● TASK GOAL: Exactly how many lines have the word "document"? Answer with the bare number.

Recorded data
○ ○ ○ ○ ○ ○ ○
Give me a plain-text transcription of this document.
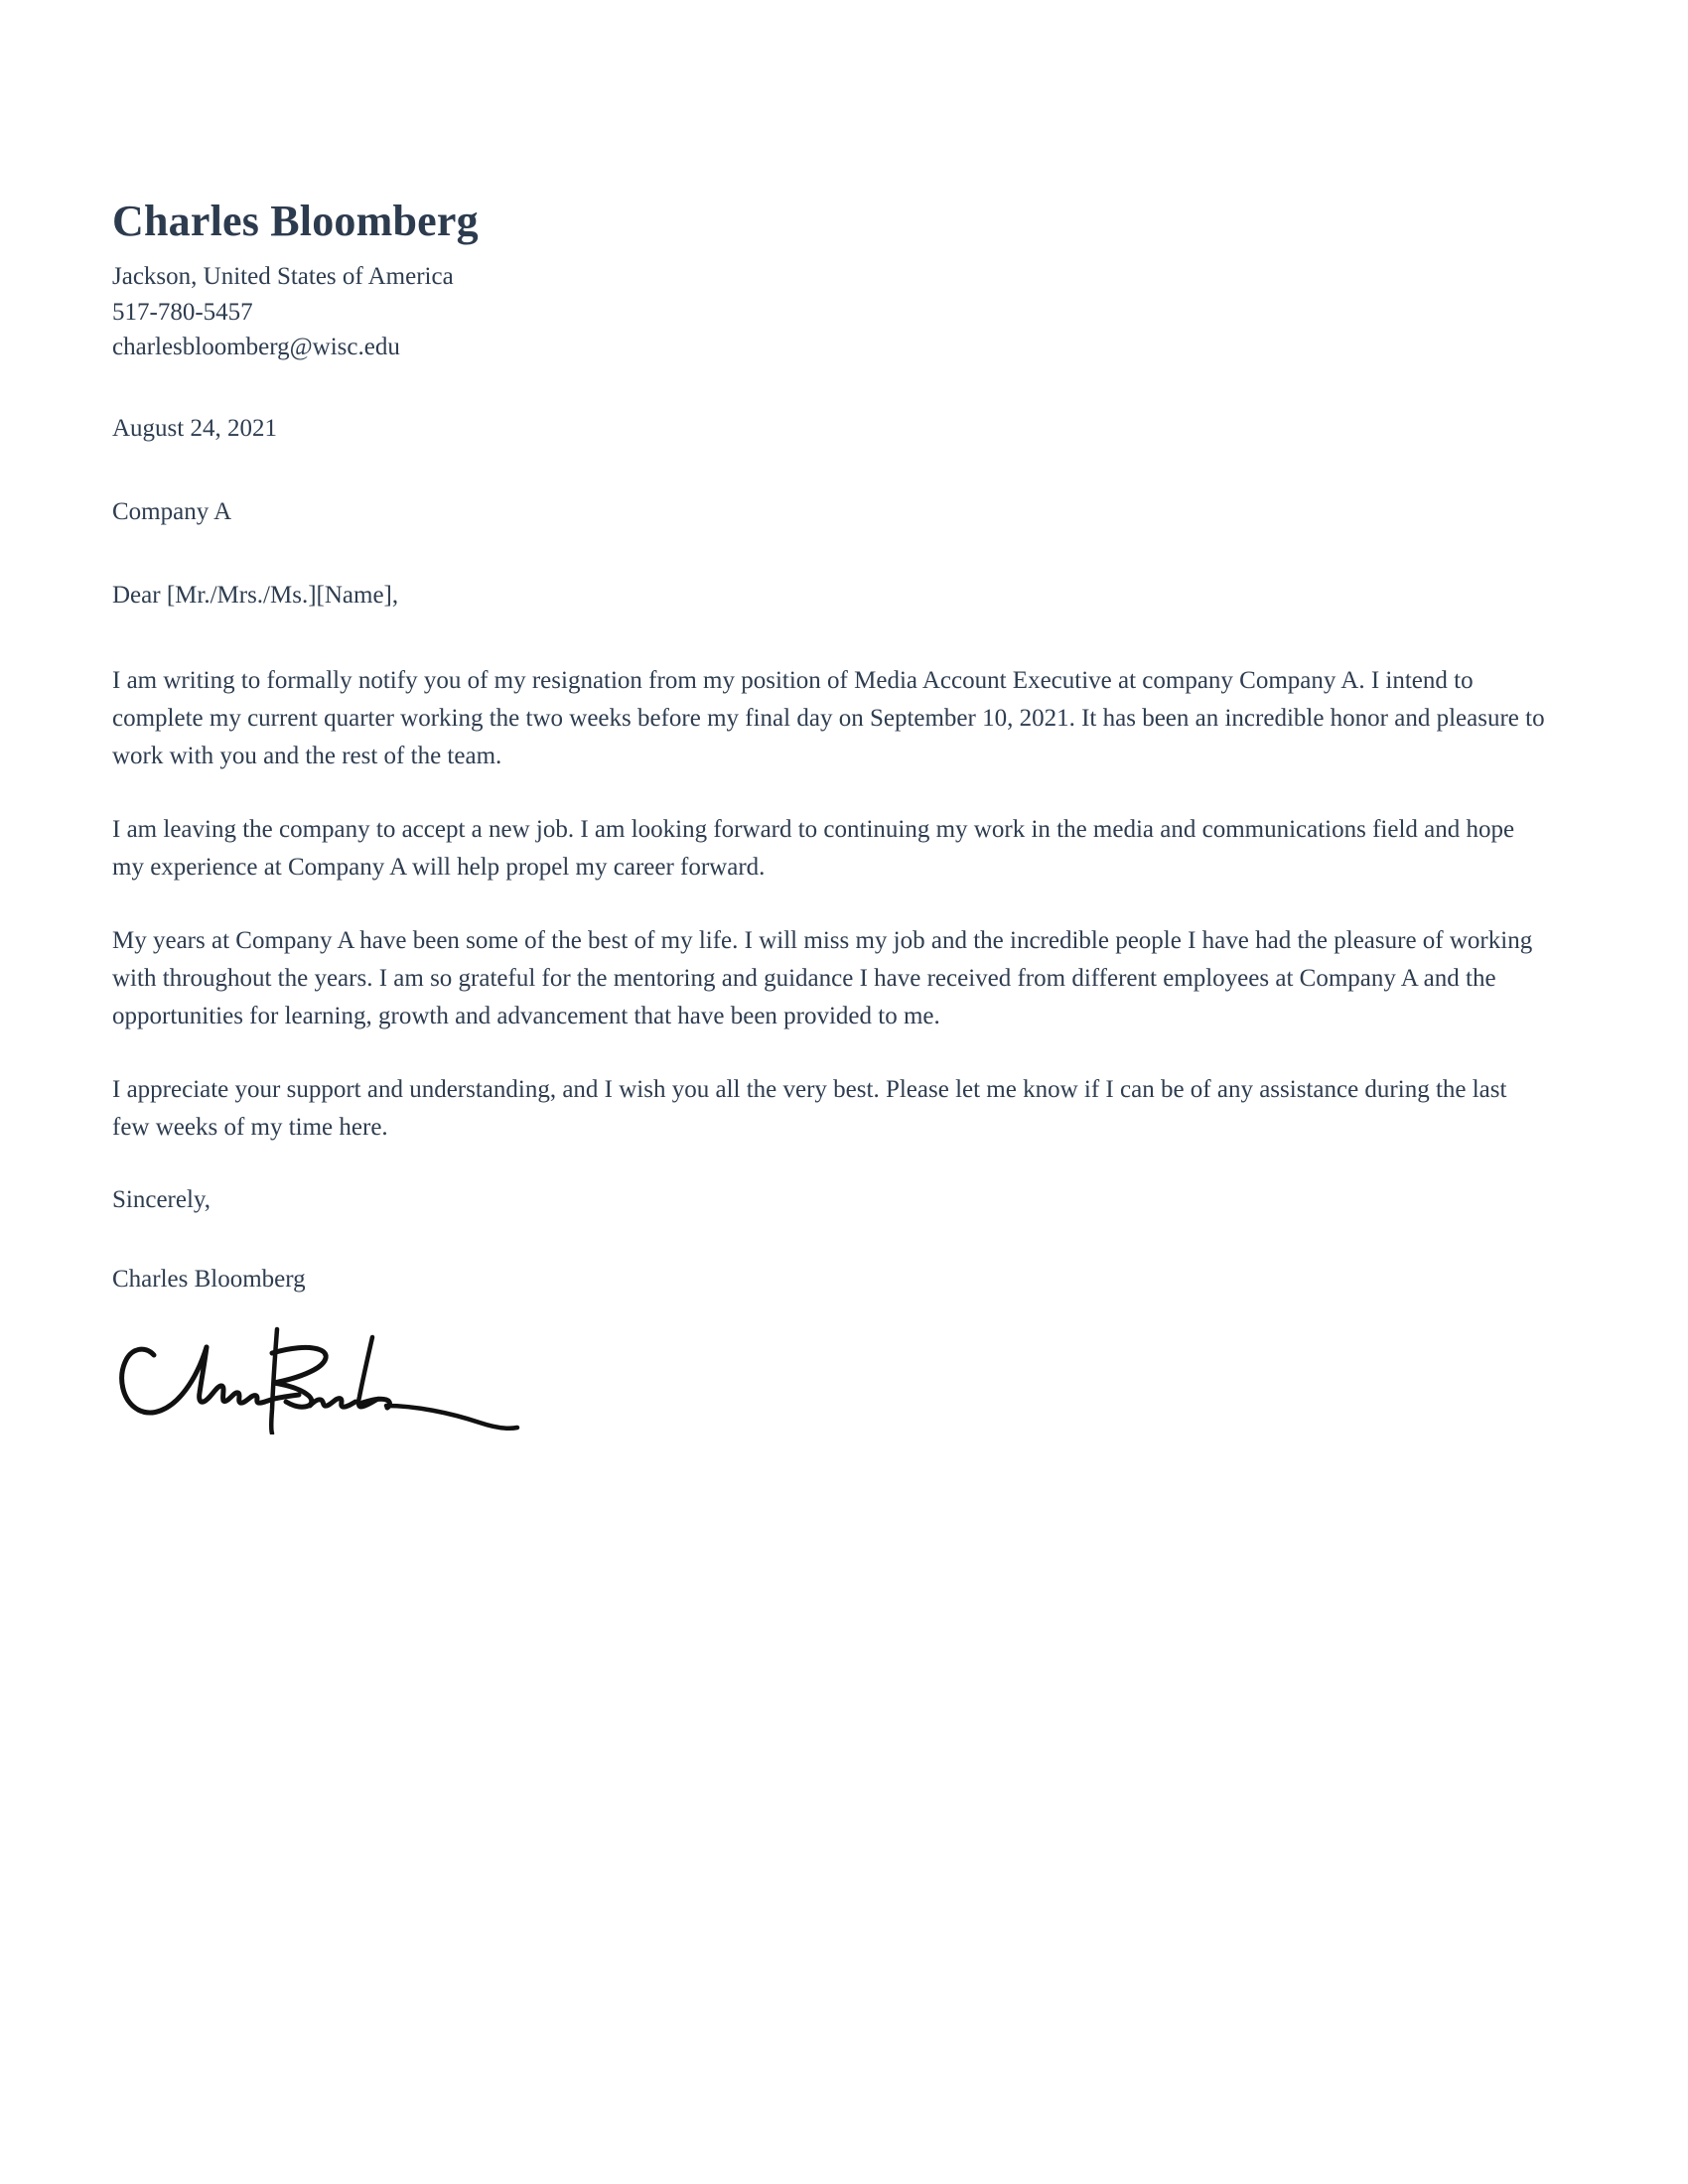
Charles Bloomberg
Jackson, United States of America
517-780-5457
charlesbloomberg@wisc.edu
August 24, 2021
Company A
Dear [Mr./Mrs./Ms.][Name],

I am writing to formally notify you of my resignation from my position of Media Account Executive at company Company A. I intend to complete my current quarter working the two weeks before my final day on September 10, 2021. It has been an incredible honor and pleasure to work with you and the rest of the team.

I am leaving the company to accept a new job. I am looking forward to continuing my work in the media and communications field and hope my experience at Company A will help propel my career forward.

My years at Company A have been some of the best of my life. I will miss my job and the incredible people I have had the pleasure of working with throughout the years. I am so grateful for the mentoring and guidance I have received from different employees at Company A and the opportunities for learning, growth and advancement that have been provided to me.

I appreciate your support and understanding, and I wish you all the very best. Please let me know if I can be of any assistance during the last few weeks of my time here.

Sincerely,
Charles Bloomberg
○ ○ ○ ○ ○ ○ ○
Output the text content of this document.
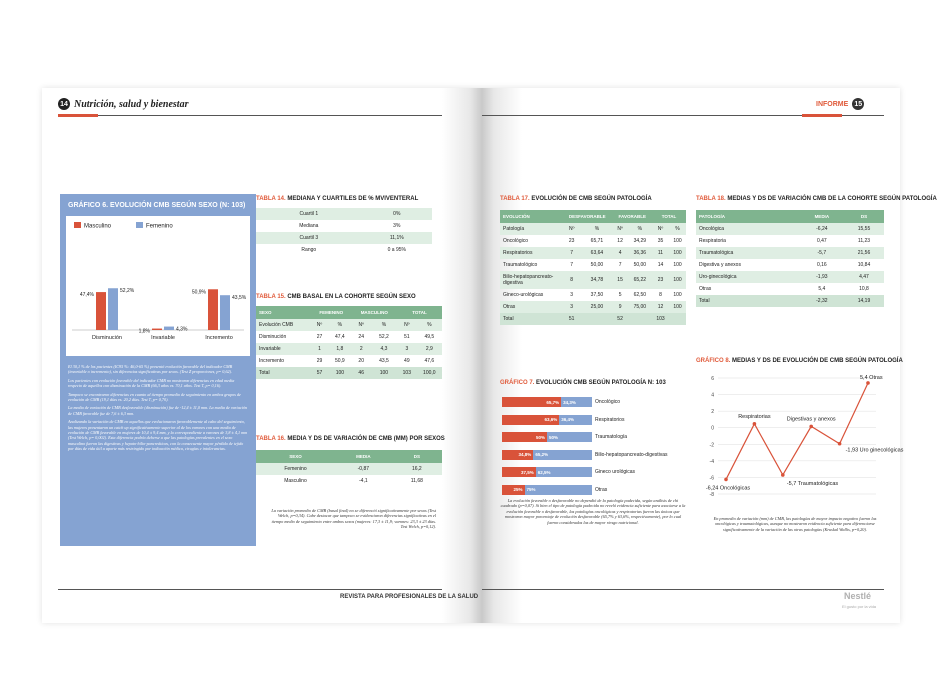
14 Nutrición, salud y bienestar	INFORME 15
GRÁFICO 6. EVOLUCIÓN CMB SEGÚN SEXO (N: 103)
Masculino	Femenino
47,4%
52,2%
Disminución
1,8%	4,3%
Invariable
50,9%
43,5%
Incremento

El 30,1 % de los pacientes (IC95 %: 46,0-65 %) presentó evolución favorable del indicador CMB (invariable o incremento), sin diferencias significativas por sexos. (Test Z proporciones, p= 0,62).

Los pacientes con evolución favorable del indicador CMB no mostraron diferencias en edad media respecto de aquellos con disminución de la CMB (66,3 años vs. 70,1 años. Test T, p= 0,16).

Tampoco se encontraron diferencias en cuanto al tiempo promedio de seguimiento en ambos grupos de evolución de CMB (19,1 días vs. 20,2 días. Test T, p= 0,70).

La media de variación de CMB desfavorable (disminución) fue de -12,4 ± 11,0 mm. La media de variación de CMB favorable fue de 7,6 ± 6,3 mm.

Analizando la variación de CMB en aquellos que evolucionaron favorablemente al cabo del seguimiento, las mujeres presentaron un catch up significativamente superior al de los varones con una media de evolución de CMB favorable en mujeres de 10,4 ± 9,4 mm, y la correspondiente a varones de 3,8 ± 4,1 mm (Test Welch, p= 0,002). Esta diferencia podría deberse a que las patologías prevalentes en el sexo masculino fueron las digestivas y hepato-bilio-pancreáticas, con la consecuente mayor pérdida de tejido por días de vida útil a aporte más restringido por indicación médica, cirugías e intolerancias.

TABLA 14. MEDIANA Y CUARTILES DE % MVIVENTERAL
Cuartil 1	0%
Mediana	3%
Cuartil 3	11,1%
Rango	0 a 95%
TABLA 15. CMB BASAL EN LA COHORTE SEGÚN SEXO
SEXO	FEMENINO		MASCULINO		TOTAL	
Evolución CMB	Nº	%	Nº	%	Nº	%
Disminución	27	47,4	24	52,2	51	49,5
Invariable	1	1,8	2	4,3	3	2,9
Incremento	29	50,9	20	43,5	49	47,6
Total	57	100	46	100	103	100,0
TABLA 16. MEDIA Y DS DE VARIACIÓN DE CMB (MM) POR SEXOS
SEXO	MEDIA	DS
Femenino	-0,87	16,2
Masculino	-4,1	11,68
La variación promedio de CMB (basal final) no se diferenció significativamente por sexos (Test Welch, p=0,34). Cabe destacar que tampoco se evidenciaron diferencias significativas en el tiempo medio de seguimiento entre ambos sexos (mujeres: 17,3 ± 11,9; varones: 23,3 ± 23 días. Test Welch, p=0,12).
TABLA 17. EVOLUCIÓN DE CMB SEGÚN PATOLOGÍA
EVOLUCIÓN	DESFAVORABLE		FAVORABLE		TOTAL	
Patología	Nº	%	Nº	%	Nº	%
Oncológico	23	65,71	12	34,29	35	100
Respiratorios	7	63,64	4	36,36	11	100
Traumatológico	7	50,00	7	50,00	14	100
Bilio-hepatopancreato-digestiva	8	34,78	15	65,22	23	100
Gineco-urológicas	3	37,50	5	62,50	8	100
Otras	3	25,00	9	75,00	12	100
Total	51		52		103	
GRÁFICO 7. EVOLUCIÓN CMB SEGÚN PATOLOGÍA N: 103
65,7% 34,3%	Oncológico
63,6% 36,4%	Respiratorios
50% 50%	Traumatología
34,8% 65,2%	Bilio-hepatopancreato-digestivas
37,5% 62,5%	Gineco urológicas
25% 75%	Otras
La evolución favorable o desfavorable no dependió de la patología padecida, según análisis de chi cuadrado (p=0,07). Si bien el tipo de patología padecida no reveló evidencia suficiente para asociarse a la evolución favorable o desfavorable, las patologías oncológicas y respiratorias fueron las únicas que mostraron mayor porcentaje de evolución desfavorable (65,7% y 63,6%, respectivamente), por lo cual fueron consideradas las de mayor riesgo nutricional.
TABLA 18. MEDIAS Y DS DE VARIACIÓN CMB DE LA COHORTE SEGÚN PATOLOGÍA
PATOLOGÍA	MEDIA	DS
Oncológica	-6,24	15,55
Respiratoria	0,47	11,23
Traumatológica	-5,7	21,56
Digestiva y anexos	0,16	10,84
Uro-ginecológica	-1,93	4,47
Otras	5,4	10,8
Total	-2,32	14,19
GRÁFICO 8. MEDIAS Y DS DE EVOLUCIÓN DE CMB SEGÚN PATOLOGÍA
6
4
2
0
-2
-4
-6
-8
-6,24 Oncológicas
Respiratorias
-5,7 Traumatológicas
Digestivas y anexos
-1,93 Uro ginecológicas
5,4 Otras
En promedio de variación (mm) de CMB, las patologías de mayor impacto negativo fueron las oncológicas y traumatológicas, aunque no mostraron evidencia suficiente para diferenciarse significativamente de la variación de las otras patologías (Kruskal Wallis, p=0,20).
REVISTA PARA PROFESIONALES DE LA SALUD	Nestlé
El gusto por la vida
○ ○ ○ ○ ○ ○ ○
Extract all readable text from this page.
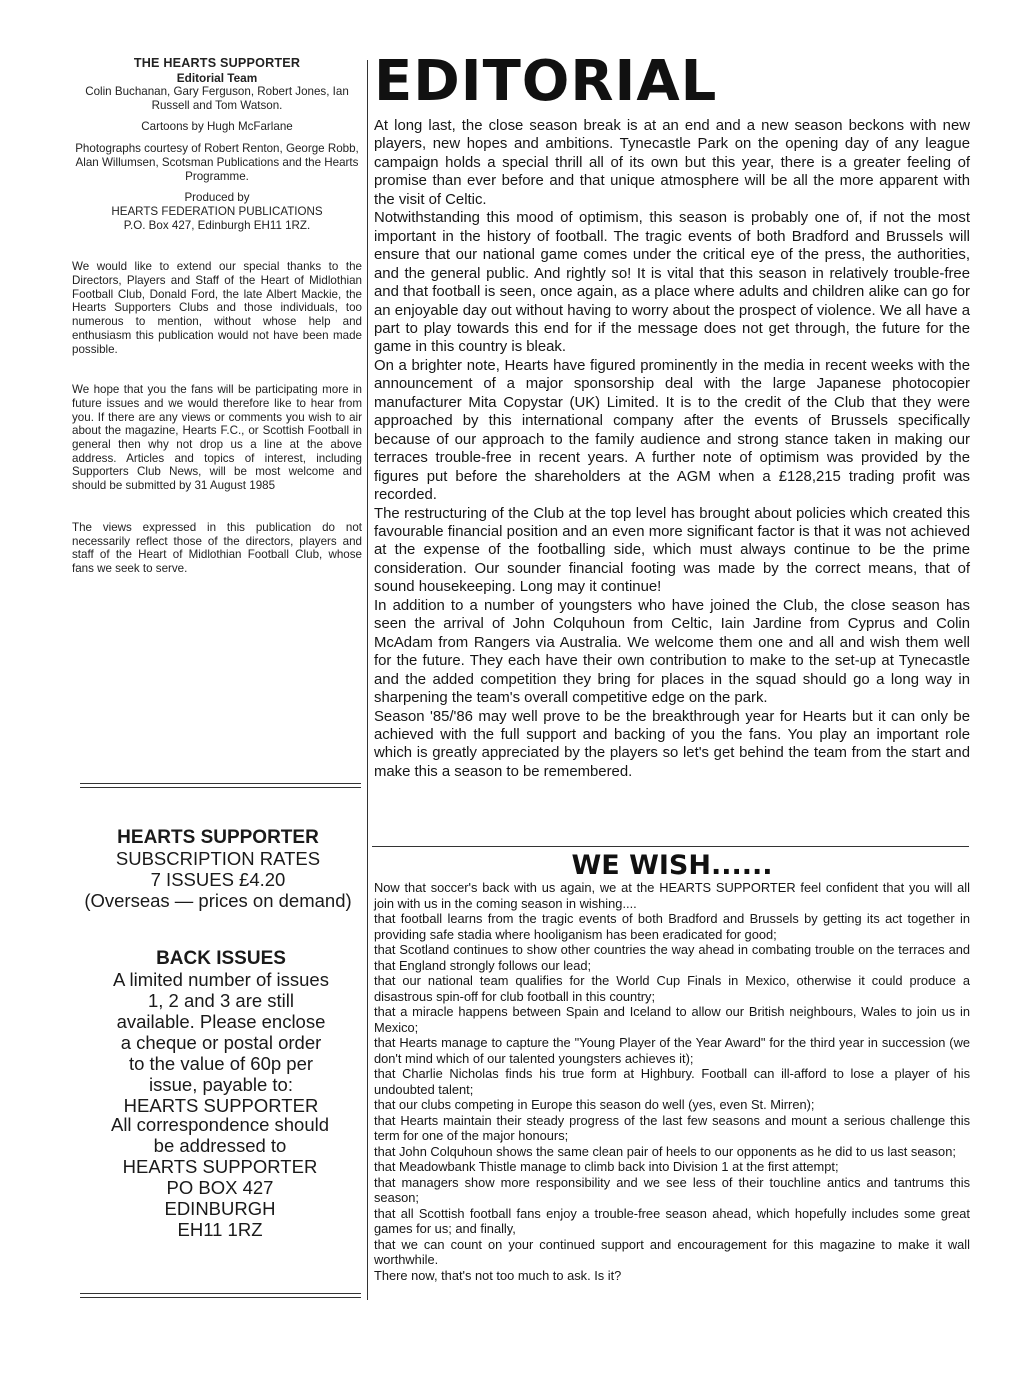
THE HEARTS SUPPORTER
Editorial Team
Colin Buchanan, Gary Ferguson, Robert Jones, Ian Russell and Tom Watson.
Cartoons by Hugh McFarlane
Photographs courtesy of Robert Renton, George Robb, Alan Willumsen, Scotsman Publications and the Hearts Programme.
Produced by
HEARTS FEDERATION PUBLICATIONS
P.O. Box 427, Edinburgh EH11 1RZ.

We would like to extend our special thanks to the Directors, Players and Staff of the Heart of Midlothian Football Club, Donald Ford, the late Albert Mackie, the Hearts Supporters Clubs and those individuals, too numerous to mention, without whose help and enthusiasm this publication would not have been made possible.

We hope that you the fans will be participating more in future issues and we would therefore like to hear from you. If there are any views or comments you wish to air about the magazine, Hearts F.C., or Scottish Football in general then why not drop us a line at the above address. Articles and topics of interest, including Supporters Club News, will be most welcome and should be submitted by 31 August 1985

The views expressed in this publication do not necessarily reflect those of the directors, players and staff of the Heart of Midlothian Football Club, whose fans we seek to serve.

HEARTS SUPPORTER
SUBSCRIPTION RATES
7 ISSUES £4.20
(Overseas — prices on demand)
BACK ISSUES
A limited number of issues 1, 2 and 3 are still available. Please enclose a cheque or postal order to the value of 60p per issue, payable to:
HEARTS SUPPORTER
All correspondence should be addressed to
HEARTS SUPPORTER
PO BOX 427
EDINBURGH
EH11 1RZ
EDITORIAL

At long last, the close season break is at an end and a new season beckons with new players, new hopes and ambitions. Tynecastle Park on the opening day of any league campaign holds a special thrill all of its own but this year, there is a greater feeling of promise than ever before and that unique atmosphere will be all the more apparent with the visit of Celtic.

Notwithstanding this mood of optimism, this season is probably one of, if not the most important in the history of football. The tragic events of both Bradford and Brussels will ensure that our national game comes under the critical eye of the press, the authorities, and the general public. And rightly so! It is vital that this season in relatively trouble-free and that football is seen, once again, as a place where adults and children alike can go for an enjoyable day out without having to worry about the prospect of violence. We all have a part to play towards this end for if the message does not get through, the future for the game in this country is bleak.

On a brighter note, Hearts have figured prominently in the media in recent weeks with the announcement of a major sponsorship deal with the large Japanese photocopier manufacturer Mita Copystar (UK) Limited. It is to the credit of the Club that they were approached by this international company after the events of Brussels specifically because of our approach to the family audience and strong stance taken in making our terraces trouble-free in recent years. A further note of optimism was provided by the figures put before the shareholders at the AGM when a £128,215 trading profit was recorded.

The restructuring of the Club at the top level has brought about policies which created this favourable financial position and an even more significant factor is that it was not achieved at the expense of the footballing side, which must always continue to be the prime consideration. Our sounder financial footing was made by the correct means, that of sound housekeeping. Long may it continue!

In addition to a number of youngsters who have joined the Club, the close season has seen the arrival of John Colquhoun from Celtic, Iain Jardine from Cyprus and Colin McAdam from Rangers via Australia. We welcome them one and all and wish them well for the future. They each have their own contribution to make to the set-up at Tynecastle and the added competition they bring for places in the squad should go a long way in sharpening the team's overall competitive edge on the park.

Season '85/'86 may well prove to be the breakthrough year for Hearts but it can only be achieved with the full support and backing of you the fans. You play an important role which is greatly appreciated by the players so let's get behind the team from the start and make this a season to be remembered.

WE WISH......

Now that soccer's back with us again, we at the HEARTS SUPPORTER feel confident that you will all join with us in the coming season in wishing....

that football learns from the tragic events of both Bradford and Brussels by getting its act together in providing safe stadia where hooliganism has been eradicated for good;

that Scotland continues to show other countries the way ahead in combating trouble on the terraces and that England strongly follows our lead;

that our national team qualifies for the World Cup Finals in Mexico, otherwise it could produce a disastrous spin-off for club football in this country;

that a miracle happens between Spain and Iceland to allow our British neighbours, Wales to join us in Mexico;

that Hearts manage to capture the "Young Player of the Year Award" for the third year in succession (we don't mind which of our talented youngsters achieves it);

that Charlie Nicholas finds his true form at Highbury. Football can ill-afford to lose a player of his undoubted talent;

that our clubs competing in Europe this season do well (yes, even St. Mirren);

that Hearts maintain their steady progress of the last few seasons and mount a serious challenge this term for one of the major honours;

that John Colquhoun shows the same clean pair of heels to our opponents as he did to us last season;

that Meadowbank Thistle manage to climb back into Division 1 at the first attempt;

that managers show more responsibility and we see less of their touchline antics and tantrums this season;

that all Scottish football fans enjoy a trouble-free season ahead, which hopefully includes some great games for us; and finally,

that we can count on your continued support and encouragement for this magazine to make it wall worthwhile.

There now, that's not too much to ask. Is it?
○ ○ ○ ○ ○ ○ ○
● PROBLEM SOLUTION: 2